(Dataset entries on figures)
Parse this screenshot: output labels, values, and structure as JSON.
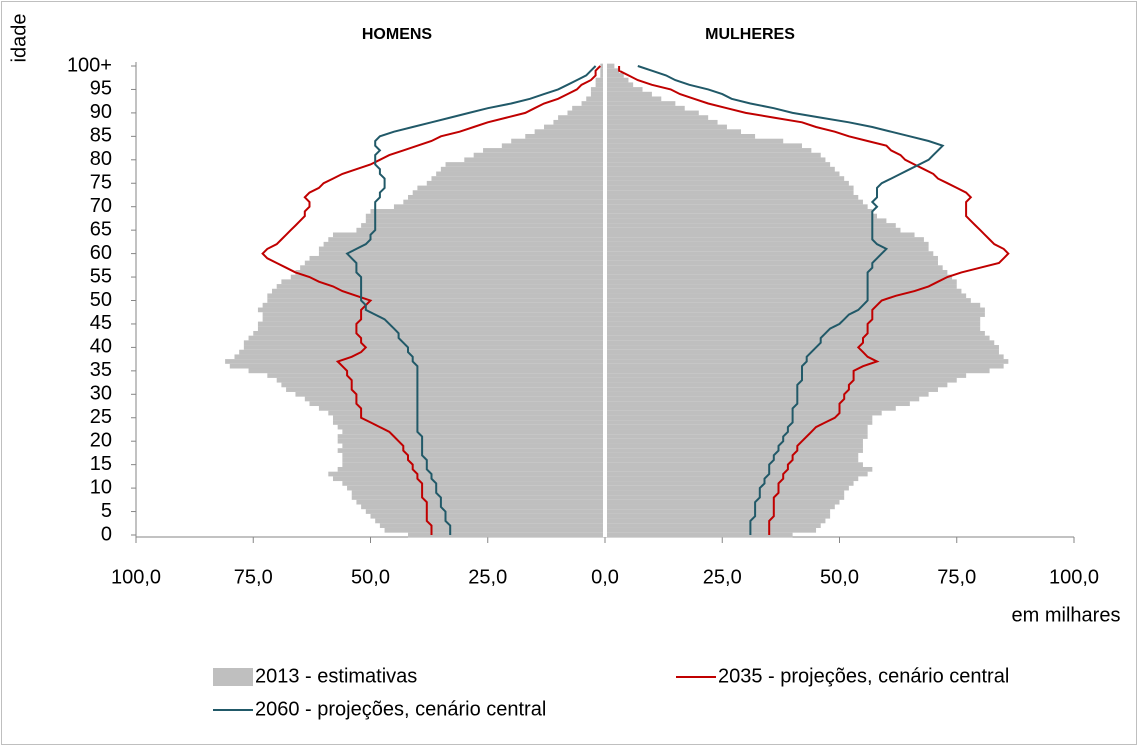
{
  "chart_data": {
    "type": "pyramid",
    "y_label": "idade",
    "x_label": "em milhares",
    "side_labels": [
      "HOMENS",
      "MULHERES"
    ],
    "categories": [
      "0",
      null,
      null,
      null,
      null,
      "5",
      null,
      null,
      null,
      null,
      "10",
      null,
      null,
      null,
      null,
      "15",
      null,
      null,
      null,
      null,
      "20",
      null,
      null,
      null,
      null,
      "25",
      null,
      null,
      null,
      null,
      "30",
      null,
      null,
      null,
      null,
      "35",
      null,
      null,
      null,
      null,
      "40",
      null,
      null,
      null,
      null,
      "45",
      null,
      null,
      null,
      null,
      "50",
      null,
      null,
      null,
      null,
      "55",
      null,
      null,
      null,
      null,
      "60",
      null,
      null,
      null,
      null,
      "65",
      null,
      null,
      null,
      null,
      "70",
      null,
      null,
      null,
      null,
      "75",
      null,
      null,
      null,
      null,
      "80",
      null,
      null,
      null,
      null,
      "85",
      null,
      null,
      null,
      null,
      "90",
      null,
      null,
      null,
      null,
      "95",
      null,
      null,
      null,
      null,
      "100+"
    ],
    "xlim": [
      -100,
      100
    ],
    "xticks": [
      {
        "value": -100,
        "label": "100,0"
      },
      {
        "value": -75,
        "label": "75,0"
      },
      {
        "value": -50,
        "label": "50,0"
      },
      {
        "value": -25,
        "label": "25,0"
      },
      {
        "value": 0,
        "label": "0,0"
      },
      {
        "value": 25,
        "label": "25,0"
      },
      {
        "value": 50,
        "label": "50,0"
      },
      {
        "value": 75,
        "label": "75,0"
      },
      {
        "value": 100,
        "label": "100,0"
      }
    ],
    "series": [
      {
        "name": "2013 - estimativas",
        "kind": "bar",
        "color": "#bfbfbf",
        "homens": [
          42,
          47,
          48,
          49,
          50,
          51,
          52,
          53,
          54,
          54,
          55,
          56,
          58,
          59,
          57,
          56,
          56,
          56,
          57,
          56,
          57,
          57,
          56,
          57,
          58,
          58,
          59,
          61,
          63,
          64,
          66,
          68,
          69,
          70,
          72,
          76,
          80,
          81,
          79,
          78,
          77,
          77,
          76,
          75,
          74,
          74,
          73,
          73,
          74,
          73,
          72,
          72,
          71,
          70,
          69,
          67,
          66,
          65,
          64,
          63,
          61,
          61,
          60,
          59,
          58,
          53,
          52,
          51,
          51,
          50,
          45,
          43,
          42,
          41,
          40,
          38,
          37,
          36,
          35,
          34,
          30,
          28,
          26,
          22,
          20,
          17,
          15,
          13,
          11,
          10,
          8,
          7,
          5,
          4,
          3,
          3,
          2,
          2,
          1,
          1,
          1
        ],
        "mulheres": [
          40,
          45,
          46,
          47,
          48,
          48,
          49,
          50,
          51,
          51,
          52,
          53,
          54,
          56,
          57,
          55,
          54,
          54,
          55,
          55,
          55,
          56,
          56,
          56,
          57,
          57,
          59,
          62,
          65,
          67,
          69,
          71,
          73,
          75,
          77,
          82,
          85,
          86,
          85,
          84,
          84,
          83,
          82,
          81,
          80,
          80,
          80,
          81,
          81,
          80,
          78,
          77,
          76,
          75,
          75,
          74,
          73,
          72,
          71,
          71,
          70,
          69,
          69,
          68,
          66,
          63,
          62,
          60,
          58,
          57,
          56,
          55,
          54,
          53,
          53,
          52,
          51,
          50,
          49,
          48,
          47,
          46,
          44,
          42,
          38,
          32,
          29,
          26,
          24,
          22,
          20,
          17,
          15,
          12,
          10,
          8,
          6,
          5,
          4,
          3,
          2
        ]
      },
      {
        "name": "2035 - projeções, cenário central",
        "kind": "line",
        "color": "#c00000",
        "homens": [
          37,
          37,
          37,
          38,
          38,
          38,
          38,
          38,
          39,
          39,
          39,
          39,
          40,
          40,
          41,
          41,
          42,
          42,
          43,
          43,
          44,
          45,
          46,
          48,
          50,
          52,
          52,
          52,
          53,
          53,
          53,
          54,
          54,
          54,
          55,
          55,
          56,
          57,
          54,
          52,
          51,
          52,
          52,
          53,
          53,
          53,
          52,
          52,
          52,
          51,
          50,
          53,
          56,
          58,
          61,
          63,
          66,
          68,
          70,
          72,
          73,
          72,
          70,
          69,
          68,
          67,
          66,
          65,
          64,
          64,
          63,
          63,
          64,
          63,
          61,
          60,
          58,
          56,
          53,
          50,
          48,
          46,
          43,
          40,
          37,
          35,
          31,
          28,
          25,
          21,
          17,
          15,
          13,
          10,
          8,
          6,
          5,
          3,
          2,
          2,
          1
        ],
        "mulheres": [
          35,
          35,
          35,
          35,
          36,
          36,
          36,
          36,
          36,
          37,
          37,
          37,
          38,
          38,
          39,
          39,
          40,
          40,
          41,
          41,
          42,
          43,
          44,
          45,
          47,
          49,
          50,
          50,
          50,
          51,
          51,
          52,
          52,
          53,
          53,
          53,
          55,
          58,
          56,
          55,
          54,
          55,
          55,
          56,
          56,
          56,
          57,
          57,
          57,
          58,
          59,
          62,
          66,
          69,
          71,
          73,
          76,
          80,
          84,
          85,
          86,
          85,
          83,
          82,
          81,
          80,
          79,
          78,
          77,
          77,
          77,
          77,
          78,
          77,
          75,
          73,
          71,
          70,
          68,
          66,
          64,
          63,
          61,
          60,
          56,
          52,
          49,
          45,
          42,
          36,
          30,
          26,
          22,
          19,
          16,
          14,
          10,
          7,
          5,
          3,
          3
        ]
      },
      {
        "name": "2060 - projeções, cenário central",
        "kind": "line",
        "color": "#215968",
        "homens": [
          33,
          33,
          33,
          34,
          34,
          34,
          35,
          35,
          35,
          36,
          36,
          36,
          37,
          37,
          38,
          38,
          38,
          39,
          39,
          39,
          39,
          39,
          40,
          40,
          40,
          40,
          40,
          40,
          40,
          40,
          40,
          40,
          40,
          40,
          40,
          40,
          40,
          41,
          41,
          42,
          42,
          43,
          44,
          44,
          45,
          46,
          47,
          49,
          51,
          51,
          52,
          52,
          52,
          52,
          52,
          52,
          53,
          53,
          53,
          54,
          55,
          53,
          51,
          50,
          50,
          49,
          49,
          49,
          49,
          49,
          49,
          49,
          48,
          48,
          47,
          47,
          47,
          48,
          48,
          49,
          49,
          49,
          48,
          49,
          49,
          48,
          45,
          41,
          37,
          33,
          29,
          25,
          20,
          16,
          13,
          10,
          8,
          6,
          4,
          3,
          2
        ],
        "mulheres": [
          31,
          31,
          31,
          31,
          32,
          32,
          32,
          32,
          33,
          33,
          33,
          34,
          34,
          35,
          35,
          35,
          36,
          36,
          37,
          37,
          38,
          38,
          39,
          39,
          40,
          40,
          40,
          40,
          41,
          41,
          41,
          41,
          41,
          42,
          42,
          42,
          42,
          43,
          43,
          44,
          45,
          46,
          46,
          47,
          48,
          50,
          51,
          52,
          54,
          55,
          56,
          56,
          56,
          56,
          56,
          56,
          56,
          57,
          57,
          58,
          59,
          60,
          58,
          57,
          57,
          57,
          57,
          57,
          57,
          57,
          58,
          57,
          58,
          58,
          58,
          59,
          61,
          63,
          65,
          67,
          69,
          70,
          71,
          72,
          69,
          65,
          61,
          57,
          52,
          46,
          40,
          36,
          31,
          27,
          25,
          22,
          18,
          15,
          13,
          10,
          7
        ]
      }
    ]
  }
}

*Exercise brief:* Repeat the data exactly, without the pictures.

*Task result:*
Parse this screenshot: output labels, values, and structure as JSON.
{
  "chart_data": {
    "type": "pyramid",
    "y_label": "idade",
    "x_label": "em milhares",
    "side_labels": [
      "HOMENS",
      "MULHERES"
    ],
    "categories": [
      "0",
      null,
      null,
      null,
      null,
      "5",
      null,
      null,
      null,
      null,
      "10",
      null,
      null,
      null,
      null,
      "15",
      null,
      null,
      null,
      null,
      "20",
      null,
      null,
      null,
      null,
      "25",
      null,
      null,
      null,
      null,
      "30",
      null,
      null,
      null,
      null,
      "35",
      null,
      null,
      null,
      null,
      "40",
      null,
      null,
      null,
      null,
      "45",
      null,
      null,
      null,
      null,
      "50",
      null,
      null,
      null,
      null,
      "55",
      null,
      null,
      null,
      null,
      "60",
      null,
      null,
      null,
      null,
      "65",
      null,
      null,
      null,
      null,
      "70",
      null,
      null,
      null,
      null,
      "75",
      null,
      null,
      null,
      null,
      "80",
      null,
      null,
      null,
      null,
      "85",
      null,
      null,
      null,
      null,
      "90",
      null,
      null,
      null,
      null,
      "95",
      null,
      null,
      null,
      null,
      "100+"
    ],
    "xlim": [
      -100,
      100
    ],
    "xticks": [
      {
        "value": -100,
        "label": "100,0"
      },
      {
        "value": -75,
        "label": "75,0"
      },
      {
        "value": -50,
        "label": "50,0"
      },
      {
        "value": -25,
        "label": "25,0"
      },
      {
        "value": 0,
        "label": "0,0"
      },
      {
        "value": 25,
        "label": "25,0"
      },
      {
        "value": 50,
        "label": "50,0"
      },
      {
        "value": 75,
        "label": "75,0"
      },
      {
        "value": 100,
        "label": "100,0"
      }
    ],
    "series": [
      {
        "name": "2013 - estimativas",
        "kind": "bar",
        "color": "#bfbfbf",
        "homens": [
          42,
          47,
          48,
          49,
          50,
          51,
          52,
          53,
          54,
          54,
          55,
          56,
          58,
          59,
          57,
          56,
          56,
          56,
          57,
          56,
          57,
          57,
          56,
          57,
          58,
          58,
          59,
          61,
          63,
          64,
          66,
          68,
          69,
          70,
          72,
          76,
          80,
          81,
          79,
          78,
          77,
          77,
          76,
          75,
          74,
          74,
          73,
          73,
          74,
          73,
          72,
          72,
          71,
          70,
          69,
          67,
          66,
          65,
          64,
          63,
          61,
          61,
          60,
          59,
          58,
          53,
          52,
          51,
          51,
          50,
          45,
          43,
          42,
          41,
          40,
          38,
          37,
          36,
          35,
          34,
          30,
          28,
          26,
          22,
          20,
          17,
          15,
          13,
          11,
          10,
          8,
          7,
          5,
          4,
          3,
          3,
          2,
          2,
          1,
          1,
          1
        ],
        "mulheres": [
          40,
          45,
          46,
          47,
          48,
          48,
          49,
          50,
          51,
          51,
          52,
          53,
          54,
          56,
          57,
          55,
          54,
          54,
          55,
          55,
          55,
          56,
          56,
          56,
          57,
          57,
          59,
          62,
          65,
          67,
          69,
          71,
          73,
          75,
          77,
          82,
          85,
          86,
          85,
          84,
          84,
          83,
          82,
          81,
          80,
          80,
          80,
          81,
          81,
          80,
          78,
          77,
          76,
          75,
          75,
          74,
          73,
          72,
          71,
          71,
          70,
          69,
          69,
          68,
          66,
          63,
          62,
          60,
          58,
          57,
          56,
          55,
          54,
          53,
          53,
          52,
          51,
          50,
          49,
          48,
          47,
          46,
          44,
          42,
          38,
          32,
          29,
          26,
          24,
          22,
          20,
          17,
          15,
          12,
          10,
          8,
          6,
          5,
          4,
          3,
          2
        ]
      },
      {
        "name": "2035 - projeções, cenário central",
        "kind": "line",
        "color": "#c00000",
        "homens": [
          37,
          37,
          37,
          38,
          38,
          38,
          38,
          38,
          39,
          39,
          39,
          39,
          40,
          40,
          41,
          41,
          42,
          42,
          43,
          43,
          44,
          45,
          46,
          48,
          50,
          52,
          52,
          52,
          53,
          53,
          53,
          54,
          54,
          54,
          55,
          55,
          56,
          57,
          54,
          52,
          51,
          52,
          52,
          53,
          53,
          53,
          52,
          52,
          52,
          51,
          50,
          53,
          56,
          58,
          61,
          63,
          66,
          68,
          70,
          72,
          73,
          72,
          70,
          69,
          68,
          67,
          66,
          65,
          64,
          64,
          63,
          63,
          64,
          63,
          61,
          60,
          58,
          56,
          53,
          50,
          48,
          46,
          43,
          40,
          37,
          35,
          31,
          28,
          25,
          21,
          17,
          15,
          13,
          10,
          8,
          6,
          5,
          3,
          2,
          2,
          1
        ],
        "mulheres": [
          35,
          35,
          35,
          35,
          36,
          36,
          36,
          36,
          36,
          37,
          37,
          37,
          38,
          38,
          39,
          39,
          40,
          40,
          41,
          41,
          42,
          43,
          44,
          45,
          47,
          49,
          50,
          50,
          50,
          51,
          51,
          52,
          52,
          53,
          53,
          53,
          55,
          58,
          56,
          55,
          54,
          55,
          55,
          56,
          56,
          56,
          57,
          57,
          57,
          58,
          59,
          62,
          66,
          69,
          71,
          73,
          76,
          80,
          84,
          85,
          86,
          85,
          83,
          82,
          81,
          80,
          79,
          78,
          77,
          77,
          77,
          77,
          78,
          77,
          75,
          73,
          71,
          70,
          68,
          66,
          64,
          63,
          61,
          60,
          56,
          52,
          49,
          45,
          42,
          36,
          30,
          26,
          22,
          19,
          16,
          14,
          10,
          7,
          5,
          3,
          3
        ]
      },
      {
        "name": "2060 - projeções, cenário central",
        "kind": "line",
        "color": "#215968",
        "homens": [
          33,
          33,
          33,
          34,
          34,
          34,
          35,
          35,
          35,
          36,
          36,
          36,
          37,
          37,
          38,
          38,
          38,
          39,
          39,
          39,
          39,
          39,
          40,
          40,
          40,
          40,
          40,
          40,
          40,
          40,
          40,
          40,
          40,
          40,
          40,
          40,
          40,
          41,
          41,
          42,
          42,
          43,
          44,
          44,
          45,
          46,
          47,
          49,
          51,
          51,
          52,
          52,
          52,
          52,
          52,
          52,
          53,
          53,
          53,
          54,
          55,
          53,
          51,
          50,
          50,
          49,
          49,
          49,
          49,
          49,
          49,
          49,
          48,
          48,
          47,
          47,
          47,
          48,
          48,
          49,
          49,
          49,
          48,
          49,
          49,
          48,
          45,
          41,
          37,
          33,
          29,
          25,
          20,
          16,
          13,
          10,
          8,
          6,
          4,
          3,
          2
        ],
        "mulheres": [
          31,
          31,
          31,
          31,
          32,
          32,
          32,
          32,
          33,
          33,
          33,
          34,
          34,
          35,
          35,
          35,
          36,
          36,
          37,
          37,
          38,
          38,
          39,
          39,
          40,
          40,
          40,
          40,
          41,
          41,
          41,
          41,
          41,
          42,
          42,
          42,
          42,
          43,
          43,
          44,
          45,
          46,
          46,
          47,
          48,
          50,
          51,
          52,
          54,
          55,
          56,
          56,
          56,
          56,
          56,
          56,
          56,
          57,
          57,
          58,
          59,
          60,
          58,
          57,
          57,
          57,
          57,
          57,
          57,
          57,
          58,
          57,
          58,
          58,
          58,
          59,
          61,
          63,
          65,
          67,
          69,
          70,
          71,
          72,
          69,
          65,
          61,
          57,
          52,
          46,
          40,
          36,
          31,
          27,
          25,
          22,
          18,
          15,
          13,
          10,
          7
        ]
      }
    ]
  }
}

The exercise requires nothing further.